Énoncé écrit 1:
Pour chacune des affirmations suivantes, dites si elle concorde avec l'extrait en répondant par oui ou par non, puis citez les mots décisifs de l'extrait. (a) La pièce a été représentée pour la première fois au Théâtre du Palais Royal le 4 juin 1666. (b) Molière tenait le rôle de Célimène. (c) La « lettre écrite sur le Misanthrope » est de Molière.
Énoncé écrit 2:
Traduisez en anglais cette phrase de l'extrait : « Molière tenait le rôle d’Alceste et sa femme, celui de Célimène. »

Extrait:
******
Paris, Jean Ribou, 1667.
In-12 de (12) ff. y compris le frontispice et 84 pages. Maroquin cuivre, double filet doré encadrant les plats, dos à nerfs orné des mêmes doubles filets, double filet sur les coupes, dentelle intérieure, tranches dorées. Reliure signée de Brany.
143 x 88 mm.
Précieuse édition originale très rare, de l’un des chefs-d’œuvre de Molière.
Tchemerzine, IV, 781.
« L’édition originale du Misanthrope est très rare et très appréciée des bibliophiles » Guibert, Molière, p. 188.
Elle contient « L’Avis au Libraire et Lecteur » émanant de Molière et une « lettre écrite sur le Misanthrope » par Donneau de Visé.
« La figure frontispice, intéressante car elle représente Molière interprétant le rôle du Misantrope, manque assez souvent aux exemplaires » (Guibert).
La pièce fut donnée pour la première fois au Théâtre du Palais Royal le 4 juin 1666. Elle fut jouée à partir du 6 août 1666 accompagnée du « Médecin malgré lui ».
Molière tenait le rôle d’Alceste et sa femme, celui de Célimène.
« Dans ce pur chef-d’œuvre l’introspection psychologique tenait une place considérable. Psychologie de l’homme amoureux qui se croit bafoué et qui raille sa propre infortune, psychologie de l’homme honnête et sincère qui décèle le mensonge universel et qui en souffre avec une visible indignation. »
Dans le Misanthrope,, les passages qu’on mettait en valeur et qu’on applaudissait étaient ceux où Alceste lance des boutades contre les juges, la Cour et la ville.
******
Liste des données:
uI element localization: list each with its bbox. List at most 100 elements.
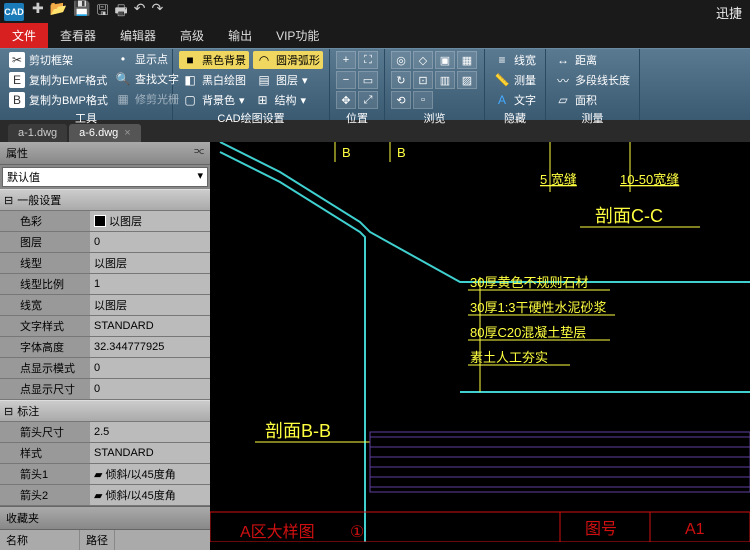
main-area: 属性⫗ 默认值▾ ⊟一般设置 色彩以图层 图层0 线型以图层 线型比例1 线宽以… bbox=[0, 142, 750, 542]
show-point-button[interactable]: •显示点 bbox=[112, 50, 182, 68]
prop-color[interactable]: 色彩以图层 bbox=[0, 211, 210, 232]
section-general[interactable]: ⊟一般设置 bbox=[0, 189, 210, 211]
prop-arrow1[interactable]: 箭头1▰倾斜/以45度角 bbox=[0, 464, 210, 485]
ruler-icon: 📏 bbox=[494, 72, 510, 88]
ribbon-group-position: +⛶ −▭ ✥⤢ 位置 bbox=[330, 49, 385, 120]
zoom-in-icon[interactable]: + bbox=[336, 51, 356, 69]
scissors-icon: ✂ bbox=[9, 52, 25, 68]
tab-a1[interactable]: a-1.dwg bbox=[8, 124, 67, 142]
distance-icon: ↔ bbox=[555, 52, 571, 68]
smooth-arc-button[interactable]: ◠圆滑弧形 bbox=[253, 51, 323, 69]
drawing-num: ① bbox=[350, 524, 364, 541]
arrow-icon: ▰ bbox=[94, 489, 102, 502]
drawing-canvas[interactable]: B B 5 宽缝 10-50宽缝 剖面C-C 30厚黄色不规则石材 30厚1:3… bbox=[210, 142, 750, 542]
area-button[interactable]: ▱面积 bbox=[552, 91, 633, 109]
saveas-icon[interactable]: 🖫 bbox=[97, 0, 109, 24]
backcolor-button[interactable]: ▢背景色▾ bbox=[179, 91, 248, 109]
menu-output[interactable]: 输出 bbox=[216, 23, 264, 48]
measure-button[interactable]: 📏测量 bbox=[491, 71, 539, 89]
chevron-down-icon: ▾ bbox=[301, 94, 307, 107]
favorites-columns: 名称 路径 bbox=[0, 530, 210, 550]
black-bg-icon: ■ bbox=[182, 52, 198, 68]
ribbon-group-browse: ◎◇▣▦ ↻⊡▥▨ ⟲▫ 浏览 bbox=[385, 49, 485, 120]
arrow-icon: ▰ bbox=[94, 468, 102, 481]
fit-icon[interactable]: ⛶ bbox=[358, 51, 378, 69]
find-text-button[interactable]: 🔍查找文字 bbox=[112, 70, 182, 88]
group-label-cadsettings: CAD绘图设置 bbox=[179, 109, 323, 126]
default-combo[interactable]: 默认值▾ bbox=[2, 167, 208, 187]
browse-icon-4[interactable]: ▦ bbox=[457, 51, 477, 69]
section-line-1 bbox=[220, 142, 750, 282]
polyline-len-button[interactable]: 〰多段线长度 bbox=[552, 71, 633, 89]
layer-4: 素土人工夯实 bbox=[470, 350, 548, 365]
browse-icon-1[interactable]: ◎ bbox=[391, 51, 411, 69]
new-icon[interactable]: ✚ bbox=[32, 0, 44, 24]
close-icon[interactable]: × bbox=[124, 127, 130, 139]
browse-icon-6[interactable]: ⊡ bbox=[413, 71, 433, 89]
prop-layer[interactable]: 图层0 bbox=[0, 232, 210, 253]
pin-icon[interactable]: ⫗ bbox=[194, 145, 204, 161]
menu-file[interactable]: 文件 bbox=[0, 23, 48, 48]
prop-linetype[interactable]: 线型以图层 bbox=[0, 253, 210, 274]
ribbon-group-hide: ≡线宽 📏测量 A文字 隐藏 bbox=[485, 49, 546, 120]
browse-icon-9[interactable]: ⟲ bbox=[391, 91, 411, 109]
text-button[interactable]: A文字 bbox=[491, 91, 539, 109]
browse-icon-2[interactable]: ◇ bbox=[413, 51, 433, 69]
prop-arrow2[interactable]: 箭头2▰倾斜/以45度角 bbox=[0, 485, 210, 506]
prop-arrowsize[interactable]: 箭头尺寸2.5 bbox=[0, 422, 210, 443]
prop-ltscale[interactable]: 线型比例1 bbox=[0, 274, 210, 295]
prop-linewidth[interactable]: 线宽以图层 bbox=[0, 295, 210, 316]
label-sec-bb: 剖面B-B bbox=[265, 421, 331, 441]
collapse-icon: ⊟ bbox=[4, 405, 13, 418]
prop-pdsize[interactable]: 点显示尺寸0 bbox=[0, 379, 210, 400]
browse-icon-10[interactable]: ▫ bbox=[413, 91, 433, 109]
bw-draw-button[interactable]: ◧黑白绘图 bbox=[179, 71, 249, 89]
col-path[interactable]: 路径 bbox=[80, 530, 115, 550]
distance-button[interactable]: ↔距离 bbox=[552, 51, 633, 69]
tab-a6[interactable]: a-6.dwg× bbox=[69, 124, 141, 142]
browse-icon-3[interactable]: ▣ bbox=[435, 51, 455, 69]
text-icon: A bbox=[494, 92, 510, 108]
menu-advanced[interactable]: 高级 bbox=[168, 23, 216, 48]
prop-textheight[interactable]: 字体高度32.344777925 bbox=[0, 337, 210, 358]
section-dimension[interactable]: ⊟标注 bbox=[0, 400, 210, 422]
window-icon[interactable]: ▭ bbox=[358, 71, 378, 89]
zoom-out-icon[interactable]: − bbox=[336, 71, 356, 89]
browse-icon-7[interactable]: ▥ bbox=[435, 71, 455, 89]
label-b1: B bbox=[342, 145, 351, 160]
polyline-icon: 〰 bbox=[555, 72, 571, 88]
title-bar: CAD ✚ 📂 💾 🖫 🖶 ↶ ↷ 迅捷 bbox=[0, 0, 750, 24]
chevron-down-icon: ▾ bbox=[239, 94, 245, 107]
ribbon-group-tools: ✂剪切框架 E复制为EMF格式 B复制为BMP格式 •显示点 🔍查找文字 ▦修剪… bbox=[0, 49, 173, 120]
property-grid: ⊟一般设置 色彩以图层 图层0 线型以图层 线型比例1 线宽以图层 文字样式ST… bbox=[0, 189, 210, 506]
hatch-area bbox=[370, 432, 750, 492]
undo-icon[interactable]: ↶ bbox=[134, 0, 146, 24]
save-icon[interactable]: 💾 bbox=[73, 0, 90, 24]
menu-vip[interactable]: VIP功能 bbox=[264, 23, 331, 48]
open-icon[interactable]: 📂 bbox=[50, 0, 67, 24]
chevron-down-icon: ▾ bbox=[197, 169, 203, 185]
layer-icon: ▤ bbox=[256, 72, 272, 88]
menu-viewer[interactable]: 查看器 bbox=[48, 23, 108, 48]
layer-1: 30厚黄色不规则石材 bbox=[470, 275, 588, 290]
trim-hatch-button[interactable]: ▦修剪光栅 bbox=[112, 90, 182, 108]
structure-icon: ⊞ bbox=[255, 92, 271, 108]
a1-label: A1 bbox=[685, 521, 705, 538]
col-name[interactable]: 名称 bbox=[0, 530, 80, 550]
black-bg-button[interactable]: ■黑色背景 bbox=[179, 51, 249, 69]
browse-icon-5[interactable]: ↻ bbox=[391, 71, 411, 89]
emf-icon: E bbox=[9, 72, 25, 88]
print-icon[interactable]: 🖶 bbox=[115, 0, 128, 24]
menu-editor[interactable]: 编辑器 bbox=[108, 23, 168, 48]
structure-button[interactable]: ⊞结构▾ bbox=[252, 91, 310, 109]
redo-icon[interactable]: ↷ bbox=[152, 0, 164, 24]
linewidth-button[interactable]: ≡线宽 bbox=[491, 51, 539, 69]
pan-icon[interactable]: ✥ bbox=[336, 91, 356, 109]
prop-pdmode[interactable]: 点显示模式0 bbox=[0, 358, 210, 379]
extent-icon[interactable]: ⤢ bbox=[358, 91, 378, 109]
browse-icon-8[interactable]: ▨ bbox=[457, 71, 477, 89]
layer-button[interactable]: ▤图层▾ bbox=[253, 71, 311, 89]
drawing-title: A区大样图 bbox=[240, 523, 315, 541]
prop-style[interactable]: 样式STANDARD bbox=[0, 443, 210, 464]
prop-textstyle[interactable]: 文字样式STANDARD bbox=[0, 316, 210, 337]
******
Réponse produite 1:
(a) Oui : « La pièce fut donnée pour la première fois au Théâtre du Palais Royal le 4 juin 1666. »
(b) Non : « Molière tenait le rôle d’Alceste et sa femme, celui de Célimène. »
(c) Non : « une « lettre écrite sur le Misanthrope » par Donneau de Visé. »

Réponse produite 2:
Molière played the role of Alceste, and his wife that of Célimène.